# [Work to be completed]
Pull out every line below that contains the word "JSON".

# [Records from a data collection]
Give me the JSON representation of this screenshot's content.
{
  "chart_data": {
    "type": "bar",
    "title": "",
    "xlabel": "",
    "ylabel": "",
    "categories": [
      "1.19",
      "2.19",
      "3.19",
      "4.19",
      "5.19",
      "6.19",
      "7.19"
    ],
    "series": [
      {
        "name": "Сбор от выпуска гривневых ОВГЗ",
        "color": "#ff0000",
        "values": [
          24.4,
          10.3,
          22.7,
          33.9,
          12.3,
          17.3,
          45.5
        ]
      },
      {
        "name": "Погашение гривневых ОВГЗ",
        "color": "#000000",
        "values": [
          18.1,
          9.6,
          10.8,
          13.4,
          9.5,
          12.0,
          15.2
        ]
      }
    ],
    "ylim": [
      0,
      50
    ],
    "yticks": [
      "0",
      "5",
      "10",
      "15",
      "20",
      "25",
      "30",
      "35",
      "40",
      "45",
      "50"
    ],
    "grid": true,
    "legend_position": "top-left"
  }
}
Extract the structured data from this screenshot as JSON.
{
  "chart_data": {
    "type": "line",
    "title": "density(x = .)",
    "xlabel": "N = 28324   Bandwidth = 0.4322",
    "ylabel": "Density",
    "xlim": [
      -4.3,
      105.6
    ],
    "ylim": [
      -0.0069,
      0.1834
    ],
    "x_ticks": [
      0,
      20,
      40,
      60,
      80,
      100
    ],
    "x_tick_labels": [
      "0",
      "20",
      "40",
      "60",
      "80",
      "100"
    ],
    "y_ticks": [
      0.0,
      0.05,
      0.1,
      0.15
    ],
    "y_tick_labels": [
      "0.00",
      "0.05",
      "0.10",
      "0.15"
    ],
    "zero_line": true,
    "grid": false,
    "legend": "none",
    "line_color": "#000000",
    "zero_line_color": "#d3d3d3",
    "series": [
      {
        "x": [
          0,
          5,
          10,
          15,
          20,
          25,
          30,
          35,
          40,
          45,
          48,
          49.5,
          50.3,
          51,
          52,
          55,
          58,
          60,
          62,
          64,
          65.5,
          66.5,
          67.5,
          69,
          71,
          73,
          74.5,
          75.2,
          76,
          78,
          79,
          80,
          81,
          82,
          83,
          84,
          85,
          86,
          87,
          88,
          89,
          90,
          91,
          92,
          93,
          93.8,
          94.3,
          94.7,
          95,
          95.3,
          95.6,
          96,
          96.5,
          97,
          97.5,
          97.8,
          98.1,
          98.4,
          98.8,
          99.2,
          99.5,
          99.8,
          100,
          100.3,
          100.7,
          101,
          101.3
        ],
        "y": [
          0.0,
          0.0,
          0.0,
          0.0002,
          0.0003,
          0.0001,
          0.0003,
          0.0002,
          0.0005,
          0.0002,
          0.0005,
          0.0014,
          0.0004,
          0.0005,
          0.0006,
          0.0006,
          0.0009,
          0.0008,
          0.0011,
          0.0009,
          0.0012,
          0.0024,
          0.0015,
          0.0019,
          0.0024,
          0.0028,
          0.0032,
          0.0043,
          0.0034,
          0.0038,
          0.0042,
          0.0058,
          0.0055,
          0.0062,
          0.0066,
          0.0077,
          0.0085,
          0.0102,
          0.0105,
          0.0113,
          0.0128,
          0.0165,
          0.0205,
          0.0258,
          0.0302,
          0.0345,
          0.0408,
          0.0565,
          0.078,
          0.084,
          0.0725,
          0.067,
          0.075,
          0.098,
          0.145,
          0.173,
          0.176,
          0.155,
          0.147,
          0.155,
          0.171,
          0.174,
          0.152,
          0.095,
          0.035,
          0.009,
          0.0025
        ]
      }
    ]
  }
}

# [Solution]
Give me the JSON representation of this screenshot's content.
Extract the structured data from this screenshot as JSON.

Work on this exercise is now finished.